== RECORD LIST

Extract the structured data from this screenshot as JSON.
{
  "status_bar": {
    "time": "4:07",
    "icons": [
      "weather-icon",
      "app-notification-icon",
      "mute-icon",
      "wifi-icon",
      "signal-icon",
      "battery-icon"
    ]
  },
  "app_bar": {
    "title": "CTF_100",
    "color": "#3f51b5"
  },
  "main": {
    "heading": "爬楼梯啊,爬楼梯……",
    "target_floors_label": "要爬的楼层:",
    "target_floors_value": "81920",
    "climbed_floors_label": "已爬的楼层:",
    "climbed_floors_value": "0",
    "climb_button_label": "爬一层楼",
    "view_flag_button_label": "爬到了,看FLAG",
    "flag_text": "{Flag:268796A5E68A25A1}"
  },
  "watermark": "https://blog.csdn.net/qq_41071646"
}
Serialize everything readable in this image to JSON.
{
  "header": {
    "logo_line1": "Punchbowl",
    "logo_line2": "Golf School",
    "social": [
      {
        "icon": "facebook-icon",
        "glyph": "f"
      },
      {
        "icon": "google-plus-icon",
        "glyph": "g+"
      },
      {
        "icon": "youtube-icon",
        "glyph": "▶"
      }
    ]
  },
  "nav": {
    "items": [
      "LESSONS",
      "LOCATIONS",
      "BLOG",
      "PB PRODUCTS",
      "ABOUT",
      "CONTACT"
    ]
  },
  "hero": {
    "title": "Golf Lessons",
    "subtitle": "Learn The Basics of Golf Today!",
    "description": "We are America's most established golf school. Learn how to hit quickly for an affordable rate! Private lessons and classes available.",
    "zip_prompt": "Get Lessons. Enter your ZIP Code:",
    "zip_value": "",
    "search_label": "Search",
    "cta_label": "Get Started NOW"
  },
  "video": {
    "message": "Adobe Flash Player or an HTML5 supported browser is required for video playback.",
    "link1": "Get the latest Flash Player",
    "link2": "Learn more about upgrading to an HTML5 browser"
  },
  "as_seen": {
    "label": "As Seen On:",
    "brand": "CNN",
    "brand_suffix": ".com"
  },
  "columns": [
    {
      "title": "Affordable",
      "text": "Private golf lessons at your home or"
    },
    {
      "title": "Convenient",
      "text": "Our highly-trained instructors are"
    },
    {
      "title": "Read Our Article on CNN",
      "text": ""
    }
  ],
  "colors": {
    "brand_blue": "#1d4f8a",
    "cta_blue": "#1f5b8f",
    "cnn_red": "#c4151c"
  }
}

====

WHAT YOU WILL DO:
Take the entries above and copy them out exactly.

ANSWER TO THE PROBLEM:
Extract the structured data from this screenshot as JSON.
{
  "status_bar": {
    "time": "4:07",
    "icons": [
      "weather-icon",
      "app-notification-icon",
      "mute-icon",
      "wifi-icon",
      "signal-icon",
      "battery-icon"
    ]
  },
  "app_bar": {
    "title": "CTF_100",
    "color": "#3f51b5"
  },
  "main": {
    "heading": "爬楼梯啊,爬楼梯……",
    "target_floors_label": "要爬的楼层:",
    "target_floors_value": "81920",
    "climbed_floors_label": "已爬的楼层:",
    "climbed_floors_value": "0",
    "climb_button_label": "爬一层楼",
    "view_flag_button_label": "爬到了,看FLAG",
    "flag_text": "{Flag:268796A5E68A25A1}"
  },
  "watermark": "https://blog.csdn.net/qq_41071646"
}
Serialize everything readable in this image to JSON.
{
  "header": {
    "logo_line1": "Punchbowl",
    "logo_line2": "Golf School",
    "social": [
      {
        "icon": "facebook-icon",
        "glyph": "f"
      },
      {
        "icon": "google-plus-icon",
        "glyph": "g+"
      },
      {
        "icon": "youtube-icon",
        "glyph": "▶"
      }
    ]
  },
  "nav": {
    "items": [
      "LESSONS",
      "LOCATIONS",
      "BLOG",
      "PB PRODUCTS",
      "ABOUT",
      "CONTACT"
    ]
  },
  "hero": {
    "title": "Golf Lessons",
    "subtitle": "Learn The Basics of Golf Today!",
    "description": "We are America's most established golf school. Learn how to hit quickly for an affordable rate! Private lessons and classes available.",
    "zip_prompt": "Get Lessons. Enter your ZIP Code:",
    "zip_value": "",
    "search_label": "Search",
    "cta_label": "Get Started NOW"
  },
  "video": {
    "message": "Adobe Flash Player or an HTML5 supported browser is required for video playback.",
    "link1": "Get the latest Flash Player",
    "link2": "Learn more about upgrading to an HTML5 browser"
  },
  "as_seen": {
    "label": "As Seen On:",
    "brand": "CNN",
    "brand_suffix": ".com"
  },
  "columns": [
    {
      "title": "Affordable",
      "text": "Private golf lessons at your home or"
    },
    {
      "title": "Convenient",
      "text": "Our highly-trained instructors are"
    },
    {
      "title": "Read Our Article on CNN",
      "text": ""
    }
  ],
  "colors": {
    "brand_blue": "#1d4f8a",
    "cta_blue": "#1f5b8f",
    "cnn_red": "#c4151c"
  }
}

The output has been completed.